--- start ---

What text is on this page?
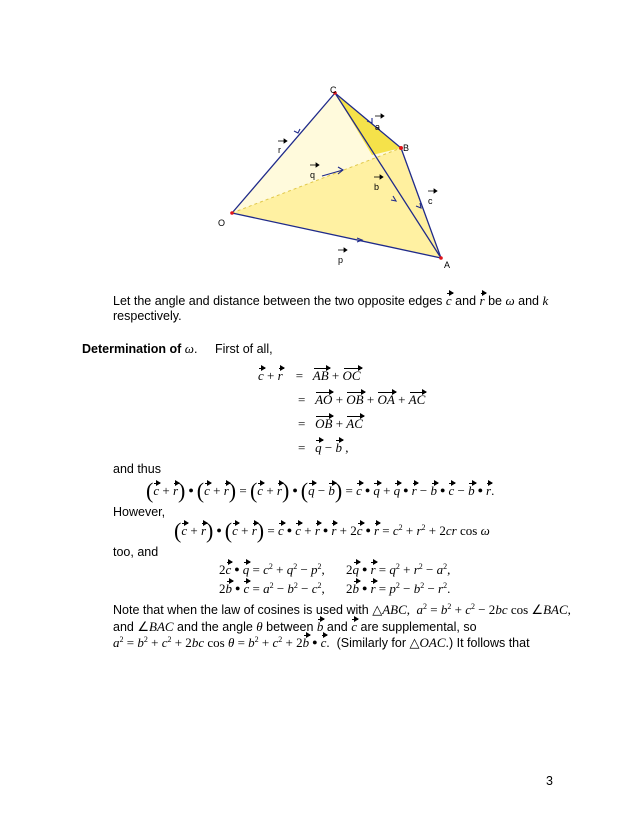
C
B
O
A
a
r
q
b
c
p
Let the angle and distance between the two opposite edges c and r be ω and k
respectively.
Determination of ω. First of all,
c + r    =   AB + OC
=   AO + OB + OA + AC
=   OB + AC
=   q − b ,
and thus
(c + r) ● (c + r) = (c + r) ● (q − b) = c ● q + q ● r − b ● c − b ● r.
However,
(c + r) ● (c + r) = c ● c + r ● r + 2c ● $r = c^2 + r^2 + 2cr$ cos ω
too, and
2c ● $q = c^2 + q^2 - p^2$, 2q ● $r = q^2 + r^2 - a^2$,
2b ● $c = a^2 - b^2 - c^2$, 2b ● $r = p^2 - b^2 - r^2$.
Note that when the law of cosines is used with △ABC,  $a^2 = b^2 + c^2 - 2bc$ cos ∠BAC,
and ∠BAC and the angle θ between b and c are supplemental, so
$a^2 = b^2 + c^2 + 2bc$ $\cos \theta = b^2 + c^2 + 2b$ ● c. (Similarly for △OAC.) It follows that
3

--- end ---

◆ **Problem description**: Using the material above, set down every line exactly, but skip the pictures.

◆ **Response below**:
What text is on this page?
C
B
O
A
a
r
q
b
c
p
Let the angle and distance between the two opposite edges c and r be ω and k
respectively.
Determination of ω. First of all,
c + r    =   AB + OC
=   AO + OB + OA + AC
=   OB + AC
=   q − b ,
and thus
(c + r) ● (c + r) = (c + r) ● (q − b) = c ● q + q ● r − b ● c − b ● r.
However,
(c + r) ● (c + r) = c ● c + r ● r + 2c ● $r = c^2 + r^2 + 2cr$ cos ω
too, and
2c ● $q = c^2 + q^2 - p^2$, 2q ● $r = q^2 + r^2 - a^2$,
2b ● $c = a^2 - b^2 - c^2$, 2b ● $r = p^2 - b^2 - r^2$.
Note that when the law of cosines is used with △ABC,  $a^2 = b^2 + c^2 - 2bc$ cos ∠BAC,
and ∠BAC and the angle θ between b and c are supplemental, so
$a^2 = b^2 + c^2 + 2bc$ $\cos \theta = b^2 + c^2 + 2b$ ● c. (Similarly for △OAC.) It follows that
3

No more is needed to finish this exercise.